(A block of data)
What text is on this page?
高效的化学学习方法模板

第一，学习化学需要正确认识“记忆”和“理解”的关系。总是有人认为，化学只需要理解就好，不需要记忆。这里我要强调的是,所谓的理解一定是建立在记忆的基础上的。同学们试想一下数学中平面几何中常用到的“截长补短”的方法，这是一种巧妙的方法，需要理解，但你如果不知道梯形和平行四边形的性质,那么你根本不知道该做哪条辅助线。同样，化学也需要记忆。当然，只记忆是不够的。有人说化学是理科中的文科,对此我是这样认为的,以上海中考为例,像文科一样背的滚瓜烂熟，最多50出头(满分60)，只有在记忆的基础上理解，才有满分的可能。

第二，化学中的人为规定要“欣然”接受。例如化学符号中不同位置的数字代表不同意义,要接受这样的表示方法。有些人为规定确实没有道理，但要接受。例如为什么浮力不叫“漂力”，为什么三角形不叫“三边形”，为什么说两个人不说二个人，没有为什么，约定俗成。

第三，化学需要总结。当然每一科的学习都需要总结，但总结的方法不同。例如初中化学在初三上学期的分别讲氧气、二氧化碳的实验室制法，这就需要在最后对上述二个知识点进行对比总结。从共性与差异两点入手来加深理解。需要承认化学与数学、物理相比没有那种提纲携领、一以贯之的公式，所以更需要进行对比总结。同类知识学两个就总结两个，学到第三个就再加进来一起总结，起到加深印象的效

= Exercise objective =
Take the records above and return them exactly as written.

= Solution =
What text is on this page?
高效的化学学习方法模板

第一，学习化学需要正确认识“记忆”和“理解”的关系。总是有人认为，化学只需要理解就好，不需要记忆。这里我要强调的是,所谓的理解一定是建立在记忆的基础上的。同学们试想一下数学中平面几何中常用到的“截长补短”的方法，这是一种巧妙的方法，需要理解，但你如果不知道梯形和平行四边形的性质,那么你根本不知道该做哪条辅助线。同样，化学也需要记忆。当然，只记忆是不够的。有人说化学是理科中的文科,对此我是这样认为的,以上海中考为例,像文科一样背的滚瓜烂熟，最多50出头(满分60)，只有在记忆的基础上理解，才有满分的可能。

第二，化学中的人为规定要“欣然”接受。例如化学符号中不同位置的数字代表不同意义,要接受这样的表示方法。有些人为规定确实没有道理，但要接受。例如为什么浮力不叫“漂力”，为什么三角形不叫“三边形”，为什么说两个人不说二个人，没有为什么，约定俗成。

第三，化学需要总结。当然每一科的学习都需要总结，但总结的方法不同。例如初中化学在初三上学期的分别讲氧气、二氧化碳的实验室制法，这就需要在最后对上述二个知识点进行对比总结。从共性与差异两点入手来加深理解。需要承认化学与数学、物理相比没有那种提纲携领、一以贯之的公式，所以更需要进行对比总结。同类知识学两个就总结两个，学到第三个就再加进来一起总结，起到加深印象的效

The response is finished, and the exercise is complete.